→ Set task: Your job is to restate each entry word for word.

→ Records excerpted from a collection:
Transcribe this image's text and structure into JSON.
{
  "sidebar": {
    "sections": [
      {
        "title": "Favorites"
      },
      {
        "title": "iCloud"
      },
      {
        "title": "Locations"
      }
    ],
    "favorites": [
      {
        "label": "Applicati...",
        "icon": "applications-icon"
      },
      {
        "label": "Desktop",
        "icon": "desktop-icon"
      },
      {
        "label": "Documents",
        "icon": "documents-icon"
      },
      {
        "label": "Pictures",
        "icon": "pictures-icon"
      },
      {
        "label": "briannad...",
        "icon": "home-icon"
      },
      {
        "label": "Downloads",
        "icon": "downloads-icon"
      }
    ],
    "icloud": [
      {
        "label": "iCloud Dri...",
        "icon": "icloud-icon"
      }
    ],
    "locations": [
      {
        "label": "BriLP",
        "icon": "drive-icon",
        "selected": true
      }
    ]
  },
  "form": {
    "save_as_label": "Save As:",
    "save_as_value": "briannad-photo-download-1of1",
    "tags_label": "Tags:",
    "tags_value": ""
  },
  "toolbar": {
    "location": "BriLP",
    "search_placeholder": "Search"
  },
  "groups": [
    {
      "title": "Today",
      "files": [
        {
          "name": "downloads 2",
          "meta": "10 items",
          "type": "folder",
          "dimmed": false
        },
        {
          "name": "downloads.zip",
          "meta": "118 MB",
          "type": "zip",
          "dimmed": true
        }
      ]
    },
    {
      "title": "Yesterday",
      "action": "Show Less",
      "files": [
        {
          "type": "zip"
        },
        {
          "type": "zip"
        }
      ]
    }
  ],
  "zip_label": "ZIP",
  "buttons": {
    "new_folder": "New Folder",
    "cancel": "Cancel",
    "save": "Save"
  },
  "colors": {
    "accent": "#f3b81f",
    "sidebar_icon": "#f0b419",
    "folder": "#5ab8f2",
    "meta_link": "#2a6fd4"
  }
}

→ Worked answer:
Transcribe this image's text and structure into JSON.
{
  "sidebar": {
    "sections": [
      {
        "title": "Favorites"
      },
      {
        "title": "iCloud"
      },
      {
        "title": "Locations"
      }
    ],
    "favorites": [
      {
        "label": "Applicati...",
        "icon": "applications-icon"
      },
      {
        "label": "Desktop",
        "icon": "desktop-icon"
      },
      {
        "label": "Documents",
        "icon": "documents-icon"
      },
      {
        "label": "Pictures",
        "icon": "pictures-icon"
      },
      {
        "label": "briannad...",
        "icon": "home-icon"
      },
      {
        "label": "Downloads",
        "icon": "downloads-icon"
      }
    ],
    "icloud": [
      {
        "label": "iCloud Dri...",
        "icon": "icloud-icon"
      }
    ],
    "locations": [
      {
        "label": "BriLP",
        "icon": "drive-icon",
        "selected": true
      }
    ]
  },
  "form": {
    "save_as_label": "Save As:",
    "save_as_value": "briannad-photo-download-1of1",
    "tags_label": "Tags:",
    "tags_value": ""
  },
  "toolbar": {
    "location": "BriLP",
    "search_placeholder": "Search"
  },
  "groups": [
    {
      "title": "Today",
      "files": [
        {
          "name": "downloads 2",
          "meta": "10 items",
          "type": "folder",
          "dimmed": false
        },
        {
          "name": "downloads.zip",
          "meta": "118 MB",
          "type": "zip",
          "dimmed": true
        }
      ]
    },
    {
      "title": "Yesterday",
      "action": "Show Less",
      "files": [
        {
          "type": "zip"
        },
        {
          "type": "zip"
        }
      ]
    }
  ],
  "zip_label": "ZIP",
  "buttons": {
    "new_folder": "New Folder",
    "cancel": "Cancel",
    "save": "Save"
  },
  "colors": {
    "accent": "#f3b81f",
    "sidebar_icon": "#f0b419",
    "folder": "#5ab8f2",
    "meta_link": "#2a6fd4"
  }
}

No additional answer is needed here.